**Do this:** Scan the records for the string "أسمع"; copy each line where it occurs.

**Input material:**
[start]

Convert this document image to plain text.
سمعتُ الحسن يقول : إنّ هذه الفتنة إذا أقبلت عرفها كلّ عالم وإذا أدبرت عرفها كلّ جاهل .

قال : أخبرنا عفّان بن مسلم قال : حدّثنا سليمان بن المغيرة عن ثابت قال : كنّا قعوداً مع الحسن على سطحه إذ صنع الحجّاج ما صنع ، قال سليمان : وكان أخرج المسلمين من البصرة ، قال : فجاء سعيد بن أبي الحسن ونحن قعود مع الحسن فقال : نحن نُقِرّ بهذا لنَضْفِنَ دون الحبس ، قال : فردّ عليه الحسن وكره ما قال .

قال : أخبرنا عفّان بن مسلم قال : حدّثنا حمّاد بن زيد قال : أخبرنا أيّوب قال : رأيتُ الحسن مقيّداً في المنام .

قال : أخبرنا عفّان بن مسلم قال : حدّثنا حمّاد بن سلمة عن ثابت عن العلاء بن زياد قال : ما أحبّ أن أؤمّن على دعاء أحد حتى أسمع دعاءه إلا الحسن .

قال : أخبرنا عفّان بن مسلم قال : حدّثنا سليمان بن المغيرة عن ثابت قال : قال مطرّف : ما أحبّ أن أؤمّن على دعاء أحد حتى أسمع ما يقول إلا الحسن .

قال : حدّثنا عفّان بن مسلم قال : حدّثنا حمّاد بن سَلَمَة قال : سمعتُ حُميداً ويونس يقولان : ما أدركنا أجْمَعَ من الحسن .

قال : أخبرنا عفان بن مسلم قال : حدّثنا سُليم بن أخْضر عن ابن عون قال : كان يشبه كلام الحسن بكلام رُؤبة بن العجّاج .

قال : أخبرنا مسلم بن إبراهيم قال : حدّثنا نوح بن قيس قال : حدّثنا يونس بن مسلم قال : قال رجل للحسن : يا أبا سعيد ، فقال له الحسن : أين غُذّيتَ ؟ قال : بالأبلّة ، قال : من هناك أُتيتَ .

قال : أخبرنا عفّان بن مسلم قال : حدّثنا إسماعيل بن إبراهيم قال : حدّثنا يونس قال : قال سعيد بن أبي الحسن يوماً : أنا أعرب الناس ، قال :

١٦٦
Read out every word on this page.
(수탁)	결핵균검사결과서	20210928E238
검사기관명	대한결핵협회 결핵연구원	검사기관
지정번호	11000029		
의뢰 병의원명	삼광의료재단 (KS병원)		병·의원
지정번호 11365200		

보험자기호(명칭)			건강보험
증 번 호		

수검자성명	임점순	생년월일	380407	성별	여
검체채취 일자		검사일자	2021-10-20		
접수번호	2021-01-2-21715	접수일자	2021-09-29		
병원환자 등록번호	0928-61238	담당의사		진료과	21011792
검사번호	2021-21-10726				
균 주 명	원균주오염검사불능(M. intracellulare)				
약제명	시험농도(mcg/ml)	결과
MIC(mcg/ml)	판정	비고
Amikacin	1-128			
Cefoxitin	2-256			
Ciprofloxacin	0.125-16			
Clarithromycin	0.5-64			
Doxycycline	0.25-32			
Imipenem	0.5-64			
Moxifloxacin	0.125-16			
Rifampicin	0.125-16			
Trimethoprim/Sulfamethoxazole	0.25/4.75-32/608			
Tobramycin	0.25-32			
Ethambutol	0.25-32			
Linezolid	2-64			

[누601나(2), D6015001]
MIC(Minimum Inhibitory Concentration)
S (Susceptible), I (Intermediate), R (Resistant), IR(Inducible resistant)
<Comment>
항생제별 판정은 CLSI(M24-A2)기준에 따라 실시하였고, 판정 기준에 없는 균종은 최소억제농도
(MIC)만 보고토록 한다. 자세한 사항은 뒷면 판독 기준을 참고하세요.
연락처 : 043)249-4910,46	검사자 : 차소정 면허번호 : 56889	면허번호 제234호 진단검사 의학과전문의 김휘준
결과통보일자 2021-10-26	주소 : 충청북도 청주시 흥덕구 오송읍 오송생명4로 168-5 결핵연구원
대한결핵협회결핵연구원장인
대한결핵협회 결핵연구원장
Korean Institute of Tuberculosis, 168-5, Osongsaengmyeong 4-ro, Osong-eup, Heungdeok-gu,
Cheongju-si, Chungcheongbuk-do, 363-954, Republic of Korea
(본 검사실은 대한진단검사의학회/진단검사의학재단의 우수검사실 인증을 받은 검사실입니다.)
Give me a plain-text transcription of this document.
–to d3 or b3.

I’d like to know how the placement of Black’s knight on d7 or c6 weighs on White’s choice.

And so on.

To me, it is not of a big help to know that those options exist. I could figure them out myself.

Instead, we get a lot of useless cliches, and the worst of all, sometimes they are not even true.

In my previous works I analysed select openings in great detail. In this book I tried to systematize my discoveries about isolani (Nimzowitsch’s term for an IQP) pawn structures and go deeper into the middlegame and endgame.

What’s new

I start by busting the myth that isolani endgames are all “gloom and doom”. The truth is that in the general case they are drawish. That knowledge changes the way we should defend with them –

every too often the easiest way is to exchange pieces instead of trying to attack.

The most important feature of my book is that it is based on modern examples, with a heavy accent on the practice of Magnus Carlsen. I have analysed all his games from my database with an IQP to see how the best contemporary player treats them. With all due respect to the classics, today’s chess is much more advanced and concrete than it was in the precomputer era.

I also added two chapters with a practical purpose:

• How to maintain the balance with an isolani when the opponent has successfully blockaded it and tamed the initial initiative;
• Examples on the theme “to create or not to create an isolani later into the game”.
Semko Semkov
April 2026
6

[end]

**Solution for this problem:**
قال : أخبرنا عفّان بن مسلم قال : حدّثنا حمّاد بن سلمة عن ثابت عن العلاء بن زياد قال : ما أحبّ أن أؤمّن على دعاء أحد حتى أسمع دعاءه إلا الحسن .
قال : أخبرنا عفّان بن مسلم قال : حدّثنا سليمان بن المغيرة عن ثابت قال : قال مطرّف : ما أحبّ أن أؤمّن على دعاء أحد حتى أسمع ما يقول إلا الحسن .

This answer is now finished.